# GIVEN PROBLEM:
Can you reproduce the data beneath, keeping every line exact?

Stored data
= = = = = = =

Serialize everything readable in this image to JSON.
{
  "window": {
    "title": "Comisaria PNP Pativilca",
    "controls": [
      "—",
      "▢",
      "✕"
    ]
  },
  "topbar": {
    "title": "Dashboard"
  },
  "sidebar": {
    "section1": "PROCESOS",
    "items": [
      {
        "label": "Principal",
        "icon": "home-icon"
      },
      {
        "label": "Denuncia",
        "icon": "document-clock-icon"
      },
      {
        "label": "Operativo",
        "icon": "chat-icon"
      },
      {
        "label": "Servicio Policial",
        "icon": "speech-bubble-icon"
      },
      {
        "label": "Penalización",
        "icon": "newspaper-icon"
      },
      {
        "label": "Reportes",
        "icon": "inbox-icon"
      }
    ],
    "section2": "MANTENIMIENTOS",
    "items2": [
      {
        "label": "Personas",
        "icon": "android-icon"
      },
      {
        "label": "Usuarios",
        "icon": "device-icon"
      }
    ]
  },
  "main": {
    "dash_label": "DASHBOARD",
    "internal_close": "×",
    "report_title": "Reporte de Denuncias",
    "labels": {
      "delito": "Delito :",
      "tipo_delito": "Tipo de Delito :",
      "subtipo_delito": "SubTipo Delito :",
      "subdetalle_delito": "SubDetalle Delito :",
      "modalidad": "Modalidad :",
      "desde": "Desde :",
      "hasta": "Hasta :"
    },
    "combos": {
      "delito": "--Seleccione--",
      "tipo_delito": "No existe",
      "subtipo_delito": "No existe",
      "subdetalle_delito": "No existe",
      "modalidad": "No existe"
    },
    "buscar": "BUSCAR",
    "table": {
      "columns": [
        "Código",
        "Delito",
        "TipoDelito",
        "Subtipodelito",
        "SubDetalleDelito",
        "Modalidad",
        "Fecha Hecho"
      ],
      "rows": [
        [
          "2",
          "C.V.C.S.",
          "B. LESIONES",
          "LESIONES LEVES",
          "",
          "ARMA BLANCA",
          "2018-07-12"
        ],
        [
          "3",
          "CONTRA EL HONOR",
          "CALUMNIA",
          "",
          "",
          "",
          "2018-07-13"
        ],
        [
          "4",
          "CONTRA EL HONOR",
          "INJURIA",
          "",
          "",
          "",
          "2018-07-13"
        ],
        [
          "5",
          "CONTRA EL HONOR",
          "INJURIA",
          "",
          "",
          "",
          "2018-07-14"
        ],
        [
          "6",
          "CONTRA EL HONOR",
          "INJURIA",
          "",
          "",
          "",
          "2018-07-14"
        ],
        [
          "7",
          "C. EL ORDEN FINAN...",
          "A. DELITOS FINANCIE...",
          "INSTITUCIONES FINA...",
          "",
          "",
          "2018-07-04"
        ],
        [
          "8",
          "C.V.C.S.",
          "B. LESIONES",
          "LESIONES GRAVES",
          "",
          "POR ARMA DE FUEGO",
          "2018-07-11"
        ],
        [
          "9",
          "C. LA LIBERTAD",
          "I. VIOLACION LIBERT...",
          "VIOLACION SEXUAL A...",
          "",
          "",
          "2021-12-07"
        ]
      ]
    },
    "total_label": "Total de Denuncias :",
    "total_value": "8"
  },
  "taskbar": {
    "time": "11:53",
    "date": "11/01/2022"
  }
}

= = = = = = =

# CORRECT RESPONSE:
Serialize everything readable in this image to JSON.
{
  "window": {
    "title": "Comisaria PNP Pativilca",
    "controls": [
      "—",
      "▢",
      "✕"
    ]
  },
  "topbar": {
    "title": "Dashboard"
  },
  "sidebar": {
    "section1": "PROCESOS",
    "items": [
      {
        "label": "Principal",
        "icon": "home-icon"
      },
      {
        "label": "Denuncia",
        "icon": "document-clock-icon"
      },
      {
        "label": "Operativo",
        "icon": "chat-icon"
      },
      {
        "label": "Servicio Policial",
        "icon": "speech-bubble-icon"
      },
      {
        "label": "Penalización",
        "icon": "newspaper-icon"
      },
      {
        "label": "Reportes",
        "icon": "inbox-icon"
      }
    ],
    "section2": "MANTENIMIENTOS",
    "items2": [
      {
        "label": "Personas",
        "icon": "android-icon"
      },
      {
        "label": "Usuarios",
        "icon": "device-icon"
      }
    ]
  },
  "main": {
    "dash_label": "DASHBOARD",
    "internal_close": "×",
    "report_title": "Reporte de Denuncias",
    "labels": {
      "delito": "Delito :",
      "tipo_delito": "Tipo de Delito :",
      "subtipo_delito": "SubTipo Delito :",
      "subdetalle_delito": "SubDetalle Delito :",
      "modalidad": "Modalidad :",
      "desde": "Desde :",
      "hasta": "Hasta :"
    },
    "combos": {
      "delito": "--Seleccione--",
      "tipo_delito": "No existe",
      "subtipo_delito": "No existe",
      "subdetalle_delito": "No existe",
      "modalidad": "No existe"
    },
    "buscar": "BUSCAR",
    "table": {
      "columns": [
        "Código",
        "Delito",
        "TipoDelito",
        "Subtipodelito",
        "SubDetalleDelito",
        "Modalidad",
        "Fecha Hecho"
      ],
      "rows": [
        [
          "2",
          "C.V.C.S.",
          "B. LESIONES",
          "LESIONES LEVES",
          "",
          "ARMA BLANCA",
          "2018-07-12"
        ],
        [
          "3",
          "CONTRA EL HONOR",
          "CALUMNIA",
          "",
          "",
          "",
          "2018-07-13"
        ],
        [
          "4",
          "CONTRA EL HONOR",
          "INJURIA",
          "",
          "",
          "",
          "2018-07-13"
        ],
        [
          "5",
          "CONTRA EL HONOR",
          "INJURIA",
          "",
          "",
          "",
          "2018-07-14"
        ],
        [
          "6",
          "CONTRA EL HONOR",
          "INJURIA",
          "",
          "",
          "",
          "2018-07-14"
        ],
        [
          "7",
          "C. EL ORDEN FINAN...",
          "A. DELITOS FINANCIE...",
          "INSTITUCIONES FINA...",
          "",
          "",
          "2018-07-04"
        ],
        [
          "8",
          "C.V.C.S.",
          "B. LESIONES",
          "LESIONES GRAVES",
          "",
          "POR ARMA DE FUEGO",
          "2018-07-11"
        ],
        [
          "9",
          "C. LA LIBERTAD",
          "I. VIOLACION LIBERT...",
          "VIOLACION SEXUAL A...",
          "",
          "",
          "2021-12-07"
        ]
      ]
    },
    "total_label": "Total de Denuncias :",
    "total_value": "8"
  },
  "taskbar": {
    "time": "11:53",
    "date": "11/01/2022"
  }
}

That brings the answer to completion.